#### Material supplied ####

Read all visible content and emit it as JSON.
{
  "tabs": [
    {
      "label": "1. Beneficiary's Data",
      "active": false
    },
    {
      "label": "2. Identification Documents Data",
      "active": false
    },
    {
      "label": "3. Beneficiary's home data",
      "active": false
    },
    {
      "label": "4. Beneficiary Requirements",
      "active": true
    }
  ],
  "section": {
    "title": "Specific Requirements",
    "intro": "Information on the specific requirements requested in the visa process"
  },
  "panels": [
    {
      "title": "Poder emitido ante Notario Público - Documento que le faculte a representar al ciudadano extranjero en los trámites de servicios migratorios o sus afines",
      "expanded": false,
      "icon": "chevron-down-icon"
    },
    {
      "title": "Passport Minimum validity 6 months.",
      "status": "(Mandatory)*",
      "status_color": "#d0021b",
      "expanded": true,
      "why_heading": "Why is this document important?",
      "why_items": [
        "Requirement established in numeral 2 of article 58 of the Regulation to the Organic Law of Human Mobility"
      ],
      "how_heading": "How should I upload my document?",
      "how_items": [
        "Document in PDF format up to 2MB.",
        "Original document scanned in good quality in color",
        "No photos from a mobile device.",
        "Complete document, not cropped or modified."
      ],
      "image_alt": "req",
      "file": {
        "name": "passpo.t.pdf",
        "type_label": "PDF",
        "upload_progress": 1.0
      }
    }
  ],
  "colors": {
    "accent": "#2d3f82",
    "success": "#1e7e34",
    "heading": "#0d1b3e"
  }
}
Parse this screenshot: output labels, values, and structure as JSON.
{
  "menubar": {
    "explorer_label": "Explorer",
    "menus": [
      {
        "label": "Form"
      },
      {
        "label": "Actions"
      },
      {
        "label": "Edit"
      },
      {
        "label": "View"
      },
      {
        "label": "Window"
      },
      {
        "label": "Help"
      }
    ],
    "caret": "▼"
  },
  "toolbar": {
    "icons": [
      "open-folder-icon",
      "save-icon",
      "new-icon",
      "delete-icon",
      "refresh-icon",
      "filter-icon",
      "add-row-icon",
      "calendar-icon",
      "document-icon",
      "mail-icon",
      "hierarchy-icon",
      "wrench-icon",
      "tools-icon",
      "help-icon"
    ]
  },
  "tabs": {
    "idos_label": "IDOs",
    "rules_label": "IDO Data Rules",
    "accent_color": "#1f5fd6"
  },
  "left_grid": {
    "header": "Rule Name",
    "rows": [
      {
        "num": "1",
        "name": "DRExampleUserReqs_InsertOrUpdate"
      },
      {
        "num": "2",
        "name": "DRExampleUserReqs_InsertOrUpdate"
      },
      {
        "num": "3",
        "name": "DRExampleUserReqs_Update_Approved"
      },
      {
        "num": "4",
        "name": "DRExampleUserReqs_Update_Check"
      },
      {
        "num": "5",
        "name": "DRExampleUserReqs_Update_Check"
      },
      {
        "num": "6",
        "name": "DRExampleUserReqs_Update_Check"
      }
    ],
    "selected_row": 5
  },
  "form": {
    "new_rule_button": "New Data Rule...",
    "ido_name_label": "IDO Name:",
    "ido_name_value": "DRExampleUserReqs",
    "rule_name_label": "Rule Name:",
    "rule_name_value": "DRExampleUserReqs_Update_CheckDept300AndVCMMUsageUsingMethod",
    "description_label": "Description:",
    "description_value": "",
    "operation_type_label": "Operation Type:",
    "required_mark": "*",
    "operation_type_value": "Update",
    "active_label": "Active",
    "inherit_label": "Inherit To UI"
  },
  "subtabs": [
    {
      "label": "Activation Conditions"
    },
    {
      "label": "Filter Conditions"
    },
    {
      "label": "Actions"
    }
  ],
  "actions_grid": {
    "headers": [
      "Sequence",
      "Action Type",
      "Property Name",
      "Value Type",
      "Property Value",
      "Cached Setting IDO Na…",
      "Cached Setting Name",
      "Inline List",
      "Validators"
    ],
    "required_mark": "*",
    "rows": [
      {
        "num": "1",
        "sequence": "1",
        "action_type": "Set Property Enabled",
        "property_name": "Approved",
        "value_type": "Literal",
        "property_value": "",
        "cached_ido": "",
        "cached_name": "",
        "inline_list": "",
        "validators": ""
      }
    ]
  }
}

####

▸ **Instructions to follow**:
Repeat all of the entries exactly.

▸ **Task response**:
Read all visible content and emit it as JSON.
{
  "tabs": [
    {
      "label": "1. Beneficiary's Data",
      "active": false
    },
    {
      "label": "2. Identification Documents Data",
      "active": false
    },
    {
      "label": "3. Beneficiary's home data",
      "active": false
    },
    {
      "label": "4. Beneficiary Requirements",
      "active": true
    }
  ],
  "section": {
    "title": "Specific Requirements",
    "intro": "Information on the specific requirements requested in the visa process"
  },
  "panels": [
    {
      "title": "Poder emitido ante Notario Público - Documento que le faculte a representar al ciudadano extranjero en los trámites de servicios migratorios o sus afines",
      "expanded": false,
      "icon": "chevron-down-icon"
    },
    {
      "title": "Passport Minimum validity 6 months.",
      "status": "(Mandatory)*",
      "status_color": "#d0021b",
      "expanded": true,
      "why_heading": "Why is this document important?",
      "why_items": [
        "Requirement established in numeral 2 of article 58 of the Regulation to the Organic Law of Human Mobility"
      ],
      "how_heading": "How should I upload my document?",
      "how_items": [
        "Document in PDF format up to 2MB.",
        "Original document scanned in good quality in color",
        "No photos from a mobile device.",
        "Complete document, not cropped or modified."
      ],
      "image_alt": "req",
      "file": {
        "name": "passpo.t.pdf",
        "type_label": "PDF",
        "upload_progress": 1.0
      }
    }
  ],
  "colors": {
    "accent": "#2d3f82",
    "success": "#1e7e34",
    "heading": "#0d1b3e"
  }
}
Parse this screenshot: output labels, values, and structure as JSON.
{
  "menubar": {
    "explorer_label": "Explorer",
    "menus": [
      {
        "label": "Form"
      },
      {
        "label": "Actions"
      },
      {
        "label": "Edit"
      },
      {
        "label": "View"
      },
      {
        "label": "Window"
      },
      {
        "label": "Help"
      }
    ],
    "caret": "▼"
  },
  "toolbar": {
    "icons": [
      "open-folder-icon",
      "save-icon",
      "new-icon",
      "delete-icon",
      "refresh-icon",
      "filter-icon",
      "add-row-icon",
      "calendar-icon",
      "document-icon",
      "mail-icon",
      "hierarchy-icon",
      "wrench-icon",
      "tools-icon",
      "help-icon"
    ]
  },
  "tabs": {
    "idos_label": "IDOs",
    "rules_label": "IDO Data Rules",
    "accent_color": "#1f5fd6"
  },
  "left_grid": {
    "header": "Rule Name",
    "rows": [
      {
        "num": "1",
        "name": "DRExampleUserReqs_InsertOrUpdate"
      },
      {
        "num": "2",
        "name": "DRExampleUserReqs_InsertOrUpdate"
      },
      {
        "num": "3",
        "name": "DRExampleUserReqs_Update_Approved"
      },
      {
        "num": "4",
        "name": "DRExampleUserReqs_Update_Check"
      },
      {
        "num": "5",
        "name": "DRExampleUserReqs_Update_Check"
      },
      {
        "num": "6",
        "name": "DRExampleUserReqs_Update_Check"
      }
    ],
    "selected_row": 5
  },
  "form": {
    "new_rule_button": "New Data Rule...",
    "ido_name_label": "IDO Name:",
    "ido_name_value": "DRExampleUserReqs",
    "rule_name_label": "Rule Name:",
    "rule_name_value": "DRExampleUserReqs_Update_CheckDept300AndVCMMUsageUsingMethod",
    "description_label": "Description:",
    "description_value": "",
    "operation_type_label": "Operation Type:",
    "required_mark": "*",
    "operation_type_value": "Update",
    "active_label": "Active",
    "inherit_label": "Inherit To UI"
  },
  "subtabs": [
    {
      "label": "Activation Conditions"
    },
    {
      "label": "Filter Conditions"
    },
    {
      "label": "Actions"
    }
  ],
  "actions_grid": {
    "headers": [
      "Sequence",
      "Action Type",
      "Property Name",
      "Value Type",
      "Property Value",
      "Cached Setting IDO Na…",
      "Cached Setting Name",
      "Inline List",
      "Validators"
    ],
    "required_mark": "*",
    "rows": [
      {
        "num": "1",
        "sequence": "1",
        "action_type": "Set Property Enabled",
        "property_name": "Approved",
        "value_type": "Literal",
        "property_value": "",
        "cached_ido": "",
        "cached_name": "",
        "inline_list": "",
        "validators": ""
      }
    ]
  }
}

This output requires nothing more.